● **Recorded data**
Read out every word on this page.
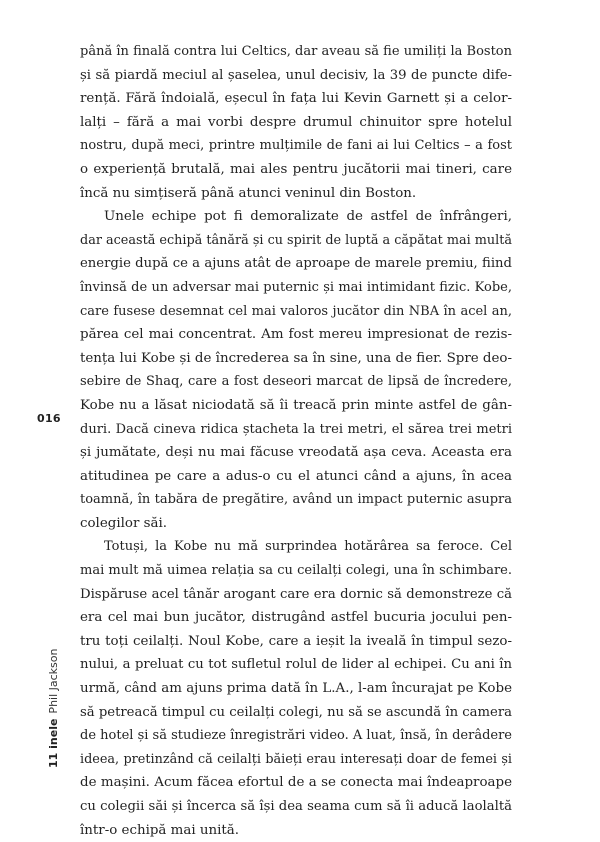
până în finală contra lui Celtics, dar aveau să fie umiliți la Boston
și să piardă meciul al șaselea, unul decisiv, la 39 de puncte dife-
rență. Fără îndoială, eșecul în fața lui Kevin Garnett și a celor-
lalți – fără a mai vorbi despre drumul chinuitor spre hotelul
nostru, după meci, printre mulțimile de fani ai lui Celtics – a fost
o experiență brutală, mai ales pentru jucătorii mai tineri, care
încă nu simțiseră până atunci veninul din Boston.
Unele echipe pot fi demoralizate de astfel de înfrângeri,
dar această echipă tânără și cu spirit de luptă a căpătat mai multă
energie după ce a ajuns atât de aproape de marele premiu, fiind
învinsă de un adversar mai puternic și mai intimidant fizic. Kobe,
care fusese desemnat cel mai valoros jucător din NBA în acel an,
părea cel mai concentrat. Am fost mereu impresionat de rezis-
tența lui Kobe și de încrederea sa în sine, una de fier. Spre deo-
sebire de Shaq, care a fost deseori marcat de lipsă de încredere,
Kobe nu a lăsat niciodată să îi treacă prin minte astfel de gân-
duri. Dacă cineva ridica ștacheta la trei metri, el sărea trei metri
și jumătate, deși nu mai făcuse vreodată așa ceva. Aceasta era
atitudinea pe care a adus-o cu el atunci când a ajuns, în acea
toamnă, în tabăra de pregătire, având un impact puternic asupra
colegilor săi.
Totuși, la Kobe nu mă surprindea hotărârea sa feroce. Cel
mai mult mă uimea relația sa cu ceilalți colegi, una în schimbare.
Dispăruse acel tânăr arogant care era dornic să demonstreze că
era cel mai bun jucător, distrugând astfel bucuria jocului pen-
tru toți ceilalți. Noul Kobe, care a ieșit la iveală în timpul sezo-
nului, a preluat cu tot sufletul rolul de lider al echipei. Cu ani în
urmă, când am ajuns prima dată în L.A., l-am încurajat pe Kobe
să petreacă timpul cu ceilalți colegi, nu să se ascundă în camera
de hotel și să studieze înregistrări video. A luat, însă, în derâdere
ideea, pretinzând că ceilalți băieți erau interesați doar de femei și
de mașini. Acum făcea efortul de a se conecta mai îndeaproape
cu colegii săi și încerca să își dea seama cum să îi aducă laolaltă
într-o echipă mai unită.
016
11 inelePhil Jackson
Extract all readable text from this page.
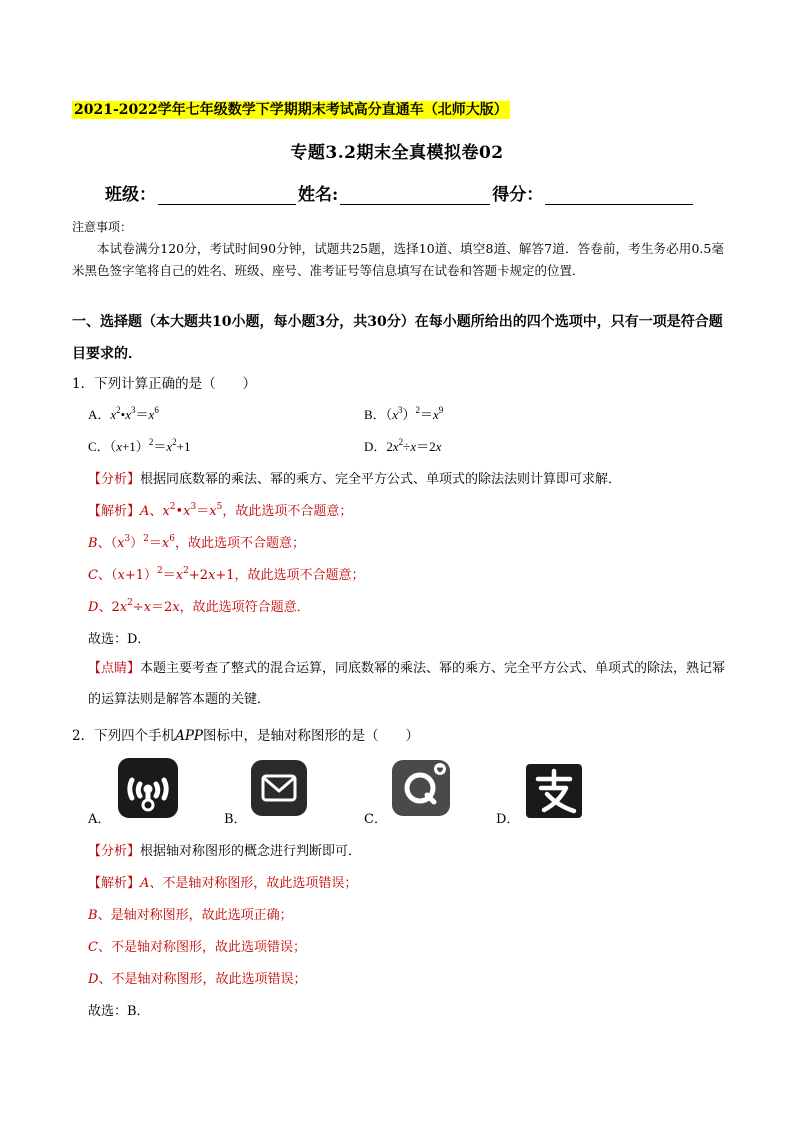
2021-2022学年七年级数学下学期期末考试高分直通车（北师大版）
专题3.2期末全真模拟卷02
班级：	姓名:	得分：
注意事项：
本试卷满分120分，考试时间90分钟，试题共25题，选择10道、填空8道、解答7道．答卷前，考生务必用0.5毫米黑色签字笔将自己的姓名、班级、座号、准考证号等信息填写在试卷和答题卡规定的位置．
一、选择题（本大题共10小题，每小题3分，共30分）在每小题所给出的四个选项中，只有一项是符合题目要求的．
1．下列计算正确的是（　　）
A．$x^2•x^3=x^6$	B．$(x^3)^2=x^9$
C．$(x+1)^2=x^2+1$	D．$2x^2\div x=2x$
【分析】根据同底数幂的乘法、幂的乘方、完全平方公式、单项式的除法法则计算即可求解．
【解析】A、$x^2•x^3=x^5$，故此选项不合题意；
B、$(x^3)^2=x^6$，故此选项不合题意；
C、$(x+1)^2=x^2+2x+1$，故此选项不合题意；
D、$2x^2\div x=2x$，故此选项符合题意．
故选：D．
【点睛】本题主要考查了整式的混合运算，同底数幂的乘法、幂的乘方、完全平方公式、单项式的除法，熟记幂的运算法则是解答本题的关键．
2．下列四个手机APP图标中，是轴对称图形的是（　　）
A．	B．	C．	D．
【分析】根据轴对称图形的概念进行判断即可．
【解析】A、不是轴对称图形，故此选项错误；
B、是轴对称图形，故此选项正确；
C、不是轴对称图形，故此选项错误；
D、不是轴对称图形，故此选项错误；
故选：B．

● **Stated goal**
The word "astfel" appears in how many lines of the data? Answer with only the number.

● **In response**
3